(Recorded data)

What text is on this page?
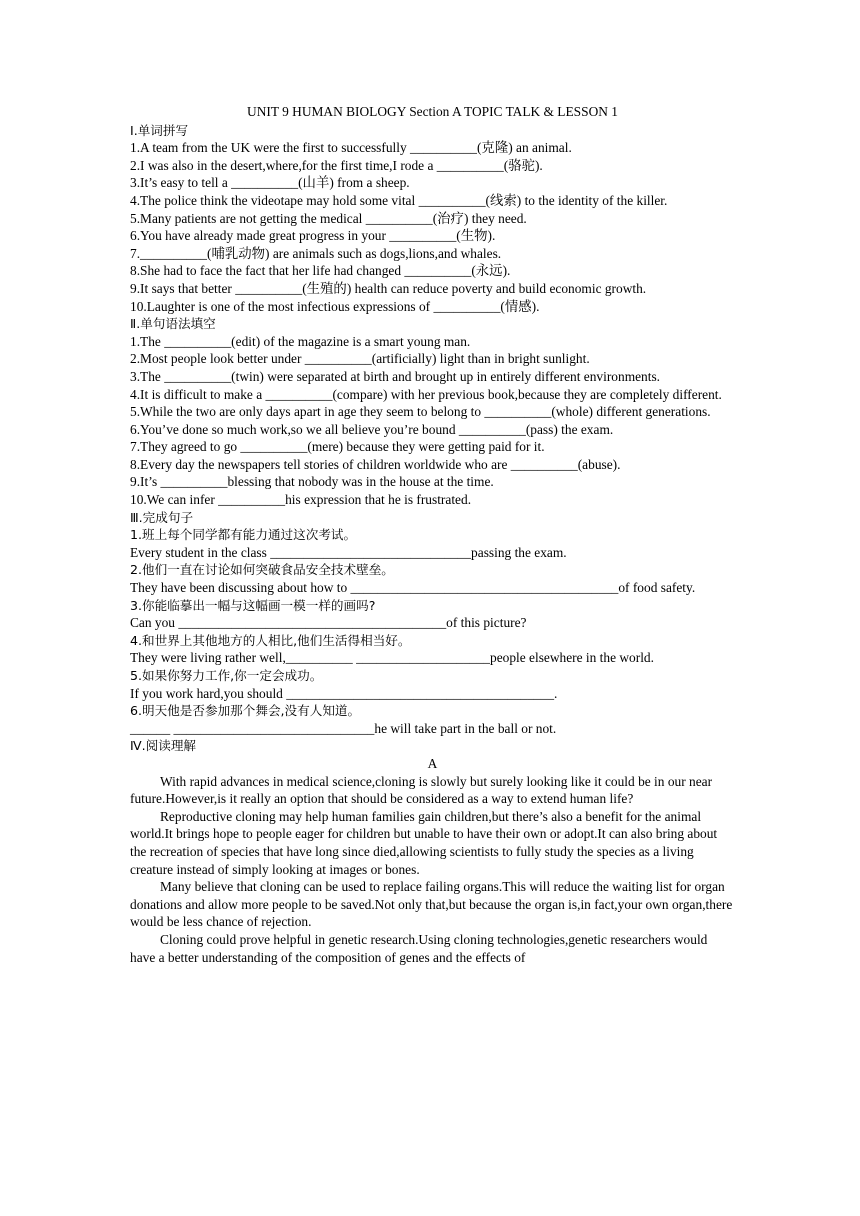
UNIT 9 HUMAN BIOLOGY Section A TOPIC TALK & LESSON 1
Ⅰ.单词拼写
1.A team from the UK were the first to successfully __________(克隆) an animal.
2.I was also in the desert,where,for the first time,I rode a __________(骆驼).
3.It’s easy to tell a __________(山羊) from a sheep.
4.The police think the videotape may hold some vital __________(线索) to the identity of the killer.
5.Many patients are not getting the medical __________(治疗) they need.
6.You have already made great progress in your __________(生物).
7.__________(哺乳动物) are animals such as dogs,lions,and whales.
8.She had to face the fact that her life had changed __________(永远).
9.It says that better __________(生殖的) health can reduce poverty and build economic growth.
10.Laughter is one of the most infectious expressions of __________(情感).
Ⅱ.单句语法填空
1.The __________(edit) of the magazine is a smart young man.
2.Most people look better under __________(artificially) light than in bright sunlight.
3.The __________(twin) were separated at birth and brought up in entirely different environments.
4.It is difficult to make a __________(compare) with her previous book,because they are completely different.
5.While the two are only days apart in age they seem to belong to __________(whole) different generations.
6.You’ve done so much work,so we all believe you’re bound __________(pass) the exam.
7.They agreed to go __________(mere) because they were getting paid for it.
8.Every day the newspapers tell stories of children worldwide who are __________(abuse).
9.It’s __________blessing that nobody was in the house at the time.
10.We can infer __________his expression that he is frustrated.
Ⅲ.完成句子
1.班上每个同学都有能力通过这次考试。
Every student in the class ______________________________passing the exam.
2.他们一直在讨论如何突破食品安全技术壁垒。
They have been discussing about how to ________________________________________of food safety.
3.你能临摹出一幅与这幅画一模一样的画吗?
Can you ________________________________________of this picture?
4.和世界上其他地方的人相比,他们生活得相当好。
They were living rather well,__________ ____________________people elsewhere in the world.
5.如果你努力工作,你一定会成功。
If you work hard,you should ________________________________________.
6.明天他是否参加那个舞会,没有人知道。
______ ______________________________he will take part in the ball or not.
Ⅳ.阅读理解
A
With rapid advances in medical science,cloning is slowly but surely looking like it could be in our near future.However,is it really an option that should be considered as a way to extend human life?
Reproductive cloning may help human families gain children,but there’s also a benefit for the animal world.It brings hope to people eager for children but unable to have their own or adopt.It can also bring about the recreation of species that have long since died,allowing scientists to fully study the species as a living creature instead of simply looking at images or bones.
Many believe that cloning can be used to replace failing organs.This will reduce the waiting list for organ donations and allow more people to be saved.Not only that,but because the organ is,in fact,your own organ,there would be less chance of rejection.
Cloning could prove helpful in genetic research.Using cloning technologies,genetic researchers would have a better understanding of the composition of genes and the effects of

**Assignment**
All entries are to be retyped exactly. Omit any embedded images.

**Solution for this exercise**
What text is on this page?
UNIT 9 HUMAN BIOLOGY Section A TOPIC TALK & LESSON 1
Ⅰ.单词拼写
1.A team from the UK were the first to successfully __________(克隆) an animal.
2.I was also in the desert,where,for the first time,I rode a __________(骆驼).
3.It’s easy to tell a __________(山羊) from a sheep.
4.The police think the videotape may hold some vital __________(线索) to the identity of the killer.
5.Many patients are not getting the medical __________(治疗) they need.
6.You have already made great progress in your __________(生物).
7.__________(哺乳动物) are animals such as dogs,lions,and whales.
8.She had to face the fact that her life had changed __________(永远).
9.It says that better __________(生殖的) health can reduce poverty and build economic growth.
10.Laughter is one of the most infectious expressions of __________(情感).
Ⅱ.单句语法填空
1.The __________(edit) of the magazine is a smart young man.
2.Most people look better under __________(artificially) light than in bright sunlight.
3.The __________(twin) were separated at birth and brought up in entirely different environments.
4.It is difficult to make a __________(compare) with her previous book,because they are completely different.
5.While the two are only days apart in age they seem to belong to __________(whole) different generations.
6.You’ve done so much work,so we all believe you’re bound __________(pass) the exam.
7.They agreed to go __________(mere) because they were getting paid for it.
8.Every day the newspapers tell stories of children worldwide who are __________(abuse).
9.It’s __________blessing that nobody was in the house at the time.
10.We can infer __________his expression that he is frustrated.
Ⅲ.完成句子
1.班上每个同学都有能力通过这次考试。
Every student in the class ______________________________passing the exam.
2.他们一直在讨论如何突破食品安全技术壁垒。
They have been discussing about how to ________________________________________of food safety.
3.你能临摹出一幅与这幅画一模一样的画吗?
Can you ________________________________________of this picture?
4.和世界上其他地方的人相比,他们生活得相当好。
They were living rather well,__________ ____________________people elsewhere in the world.
5.如果你努力工作,你一定会成功。
If you work hard,you should ________________________________________.
6.明天他是否参加那个舞会,没有人知道。
______ ______________________________he will take part in the ball or not.
Ⅳ.阅读理解
A
With rapid advances in medical science,cloning is slowly but surely looking like it could be in our near future.However,is it really an option that should be considered as a way to extend human life?
Reproductive cloning may help human families gain children,but there’s also a benefit for the animal world.It brings hope to people eager for children but unable to have their own or adopt.It can also bring about the recreation of species that have long since died,allowing scientists to fully study the species as a living creature instead of simply looking at images or bones.
Many believe that cloning can be used to replace failing organs.This will reduce the waiting list for organ donations and allow more people to be saved.Not only that,but because the organ is,in fact,your own organ,there would be less chance of rejection.
Cloning could prove helpful in genetic research.Using cloning technologies,genetic researchers would have a better understanding of the composition of genes and the effects of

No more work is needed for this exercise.